-- Start Material for this exercise --

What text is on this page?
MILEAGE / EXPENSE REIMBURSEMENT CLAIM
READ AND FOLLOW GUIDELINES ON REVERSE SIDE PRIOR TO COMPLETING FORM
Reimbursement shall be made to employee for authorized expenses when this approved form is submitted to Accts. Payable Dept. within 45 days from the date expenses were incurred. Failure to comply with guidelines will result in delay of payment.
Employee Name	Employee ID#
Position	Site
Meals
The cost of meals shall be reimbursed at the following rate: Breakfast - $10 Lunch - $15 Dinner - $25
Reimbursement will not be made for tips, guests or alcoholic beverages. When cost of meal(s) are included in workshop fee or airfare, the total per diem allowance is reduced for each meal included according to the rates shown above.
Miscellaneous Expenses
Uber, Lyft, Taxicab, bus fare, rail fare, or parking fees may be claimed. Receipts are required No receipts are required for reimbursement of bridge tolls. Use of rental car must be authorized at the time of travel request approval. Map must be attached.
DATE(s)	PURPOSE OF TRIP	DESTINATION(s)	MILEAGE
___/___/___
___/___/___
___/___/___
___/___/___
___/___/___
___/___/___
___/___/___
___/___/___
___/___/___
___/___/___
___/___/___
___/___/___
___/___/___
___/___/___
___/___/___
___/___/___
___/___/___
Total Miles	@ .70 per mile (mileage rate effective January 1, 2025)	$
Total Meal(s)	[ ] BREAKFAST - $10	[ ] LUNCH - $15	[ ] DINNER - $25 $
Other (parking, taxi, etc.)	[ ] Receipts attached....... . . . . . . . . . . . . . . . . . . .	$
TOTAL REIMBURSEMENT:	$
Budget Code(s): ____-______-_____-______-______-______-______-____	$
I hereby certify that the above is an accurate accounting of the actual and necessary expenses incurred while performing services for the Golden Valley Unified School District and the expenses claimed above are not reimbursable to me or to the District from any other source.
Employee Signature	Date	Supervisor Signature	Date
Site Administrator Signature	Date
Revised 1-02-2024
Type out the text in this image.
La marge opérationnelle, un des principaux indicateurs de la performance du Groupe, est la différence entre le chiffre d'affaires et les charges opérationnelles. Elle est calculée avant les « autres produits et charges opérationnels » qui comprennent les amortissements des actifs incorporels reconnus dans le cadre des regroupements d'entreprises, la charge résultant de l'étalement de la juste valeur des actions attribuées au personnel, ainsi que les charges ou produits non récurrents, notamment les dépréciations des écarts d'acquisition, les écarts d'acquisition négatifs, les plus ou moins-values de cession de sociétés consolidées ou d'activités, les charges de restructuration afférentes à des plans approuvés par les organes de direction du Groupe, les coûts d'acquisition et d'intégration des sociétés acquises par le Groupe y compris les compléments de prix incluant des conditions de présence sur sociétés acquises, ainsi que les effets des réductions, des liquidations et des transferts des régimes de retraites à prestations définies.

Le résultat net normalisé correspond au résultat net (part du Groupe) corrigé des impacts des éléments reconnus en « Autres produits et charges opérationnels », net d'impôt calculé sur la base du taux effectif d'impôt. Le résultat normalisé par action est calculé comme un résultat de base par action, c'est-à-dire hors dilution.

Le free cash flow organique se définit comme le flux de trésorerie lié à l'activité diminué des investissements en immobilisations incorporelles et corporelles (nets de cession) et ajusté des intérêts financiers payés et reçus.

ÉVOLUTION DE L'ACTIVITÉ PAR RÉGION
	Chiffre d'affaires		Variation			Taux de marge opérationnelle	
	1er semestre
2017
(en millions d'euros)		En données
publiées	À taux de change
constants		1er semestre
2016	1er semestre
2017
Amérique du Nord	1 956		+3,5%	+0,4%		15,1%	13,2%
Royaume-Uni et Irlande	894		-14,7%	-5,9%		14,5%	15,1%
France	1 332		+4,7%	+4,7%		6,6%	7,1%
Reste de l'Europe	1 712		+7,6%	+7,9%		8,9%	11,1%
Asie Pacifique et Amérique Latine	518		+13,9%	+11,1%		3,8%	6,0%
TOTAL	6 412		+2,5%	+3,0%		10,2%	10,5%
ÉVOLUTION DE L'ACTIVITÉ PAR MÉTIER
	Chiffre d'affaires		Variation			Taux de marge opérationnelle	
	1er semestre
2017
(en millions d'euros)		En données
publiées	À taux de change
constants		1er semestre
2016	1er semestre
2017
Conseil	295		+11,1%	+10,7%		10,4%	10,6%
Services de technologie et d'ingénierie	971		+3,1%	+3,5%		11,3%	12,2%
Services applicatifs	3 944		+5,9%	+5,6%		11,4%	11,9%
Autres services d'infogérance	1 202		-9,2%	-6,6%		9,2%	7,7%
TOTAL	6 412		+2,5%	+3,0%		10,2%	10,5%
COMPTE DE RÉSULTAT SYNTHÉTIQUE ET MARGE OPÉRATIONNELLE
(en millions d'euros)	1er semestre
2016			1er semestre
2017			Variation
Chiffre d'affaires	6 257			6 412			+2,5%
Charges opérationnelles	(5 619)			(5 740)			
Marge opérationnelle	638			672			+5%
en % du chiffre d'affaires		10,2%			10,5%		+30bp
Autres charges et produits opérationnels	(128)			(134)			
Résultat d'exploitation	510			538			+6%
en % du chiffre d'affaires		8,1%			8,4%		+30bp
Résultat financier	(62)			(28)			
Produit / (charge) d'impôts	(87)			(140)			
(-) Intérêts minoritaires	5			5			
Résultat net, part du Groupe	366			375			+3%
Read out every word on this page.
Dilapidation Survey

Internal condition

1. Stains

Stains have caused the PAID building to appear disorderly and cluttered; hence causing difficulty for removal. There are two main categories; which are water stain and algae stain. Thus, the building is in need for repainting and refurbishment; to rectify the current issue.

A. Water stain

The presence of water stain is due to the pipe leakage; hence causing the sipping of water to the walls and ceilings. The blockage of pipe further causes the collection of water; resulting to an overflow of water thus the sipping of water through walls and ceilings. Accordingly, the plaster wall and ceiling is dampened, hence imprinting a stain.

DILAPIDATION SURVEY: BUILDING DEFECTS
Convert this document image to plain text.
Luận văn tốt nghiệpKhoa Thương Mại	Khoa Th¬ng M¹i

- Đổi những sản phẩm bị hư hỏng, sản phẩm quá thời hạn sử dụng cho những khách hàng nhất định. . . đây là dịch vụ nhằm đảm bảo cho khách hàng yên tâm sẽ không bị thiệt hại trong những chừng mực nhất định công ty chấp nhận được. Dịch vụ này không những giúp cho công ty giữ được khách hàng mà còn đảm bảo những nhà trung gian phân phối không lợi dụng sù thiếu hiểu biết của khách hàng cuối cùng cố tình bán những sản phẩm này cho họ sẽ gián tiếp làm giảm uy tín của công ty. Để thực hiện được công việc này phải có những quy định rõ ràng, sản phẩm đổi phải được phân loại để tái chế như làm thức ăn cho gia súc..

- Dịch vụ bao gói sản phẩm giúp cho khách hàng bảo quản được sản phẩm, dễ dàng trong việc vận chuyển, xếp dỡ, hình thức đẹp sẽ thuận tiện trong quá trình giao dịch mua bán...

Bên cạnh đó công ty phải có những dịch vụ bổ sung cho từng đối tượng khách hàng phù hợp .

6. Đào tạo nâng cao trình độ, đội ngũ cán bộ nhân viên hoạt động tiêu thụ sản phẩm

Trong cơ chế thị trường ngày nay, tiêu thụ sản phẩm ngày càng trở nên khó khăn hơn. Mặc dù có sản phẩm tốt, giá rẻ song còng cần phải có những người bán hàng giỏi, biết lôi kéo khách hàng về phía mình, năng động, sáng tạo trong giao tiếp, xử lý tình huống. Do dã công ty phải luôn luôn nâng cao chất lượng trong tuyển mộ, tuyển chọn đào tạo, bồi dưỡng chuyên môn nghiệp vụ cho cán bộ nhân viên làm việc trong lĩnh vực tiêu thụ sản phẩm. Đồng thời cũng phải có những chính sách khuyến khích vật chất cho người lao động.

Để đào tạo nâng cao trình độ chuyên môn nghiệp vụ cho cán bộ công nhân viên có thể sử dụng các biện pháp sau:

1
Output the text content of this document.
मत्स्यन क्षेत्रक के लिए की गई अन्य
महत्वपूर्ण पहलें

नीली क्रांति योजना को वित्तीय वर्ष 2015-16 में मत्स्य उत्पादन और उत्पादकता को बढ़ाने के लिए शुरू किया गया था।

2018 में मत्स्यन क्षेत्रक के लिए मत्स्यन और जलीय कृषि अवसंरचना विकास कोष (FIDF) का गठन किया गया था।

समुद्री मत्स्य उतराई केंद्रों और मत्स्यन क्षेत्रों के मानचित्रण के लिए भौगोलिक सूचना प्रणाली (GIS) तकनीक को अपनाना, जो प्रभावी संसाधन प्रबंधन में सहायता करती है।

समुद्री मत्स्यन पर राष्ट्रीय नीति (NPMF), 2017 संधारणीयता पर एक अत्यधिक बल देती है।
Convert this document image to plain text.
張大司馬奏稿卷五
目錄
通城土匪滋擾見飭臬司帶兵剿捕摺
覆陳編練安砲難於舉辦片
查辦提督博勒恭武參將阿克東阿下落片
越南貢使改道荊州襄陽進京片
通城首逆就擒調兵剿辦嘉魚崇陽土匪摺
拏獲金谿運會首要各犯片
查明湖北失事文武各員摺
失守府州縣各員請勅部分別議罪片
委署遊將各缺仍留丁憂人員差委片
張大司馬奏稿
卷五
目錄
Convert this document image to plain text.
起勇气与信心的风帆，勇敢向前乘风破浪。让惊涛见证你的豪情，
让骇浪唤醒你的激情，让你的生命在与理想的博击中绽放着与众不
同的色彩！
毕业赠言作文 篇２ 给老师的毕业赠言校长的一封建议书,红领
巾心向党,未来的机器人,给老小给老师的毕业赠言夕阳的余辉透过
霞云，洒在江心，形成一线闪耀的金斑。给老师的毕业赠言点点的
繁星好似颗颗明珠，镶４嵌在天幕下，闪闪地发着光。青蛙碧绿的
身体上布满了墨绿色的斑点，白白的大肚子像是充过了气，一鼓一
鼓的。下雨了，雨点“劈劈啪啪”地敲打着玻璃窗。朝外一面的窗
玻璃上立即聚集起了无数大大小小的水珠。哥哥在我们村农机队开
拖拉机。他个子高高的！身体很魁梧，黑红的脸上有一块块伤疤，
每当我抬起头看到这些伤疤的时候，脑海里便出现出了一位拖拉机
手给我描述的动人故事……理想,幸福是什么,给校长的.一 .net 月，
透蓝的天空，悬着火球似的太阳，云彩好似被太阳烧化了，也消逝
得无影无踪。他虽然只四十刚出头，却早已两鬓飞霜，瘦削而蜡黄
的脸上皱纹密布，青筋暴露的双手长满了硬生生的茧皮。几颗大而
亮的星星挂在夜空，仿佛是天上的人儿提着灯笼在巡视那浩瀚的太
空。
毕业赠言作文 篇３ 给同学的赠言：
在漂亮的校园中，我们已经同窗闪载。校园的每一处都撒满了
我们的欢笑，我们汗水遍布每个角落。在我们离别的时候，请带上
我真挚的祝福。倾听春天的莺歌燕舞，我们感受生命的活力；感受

-- End Material for this exercise --

> _Task_
Pull out every line in the data above that has the word "động".

> _Task answer_
6. Đào tạo nâng cao trình độ, đội ngũ cán bộ nhân viên hoạt động tiêu thụ sản phẩm
Trong cơ chế thị trường ngày nay, tiêu thụ sản phẩm ngày càng trở nên khó khăn hơn. Mặc dù có sản phẩm tốt, giá rẻ song còng cần phải có những người bán hàng giỏi, biết lôi kéo khách hàng về phía mình, năng động, sáng tạo trong giao tiếp, xử lý tình huống. Do dã công ty phải luôn luôn nâng cao chất lượng trong tuyển mộ, tuyển chọn đào tạo, bồi dưỡng chuyên môn nghiệp vụ cho cán bộ nhân viên làm việc trong lĩnh vực tiêu thụ sản phẩm. Đồng thời cũng phải có những chính sách khuyến khích vật chất cho người lao động.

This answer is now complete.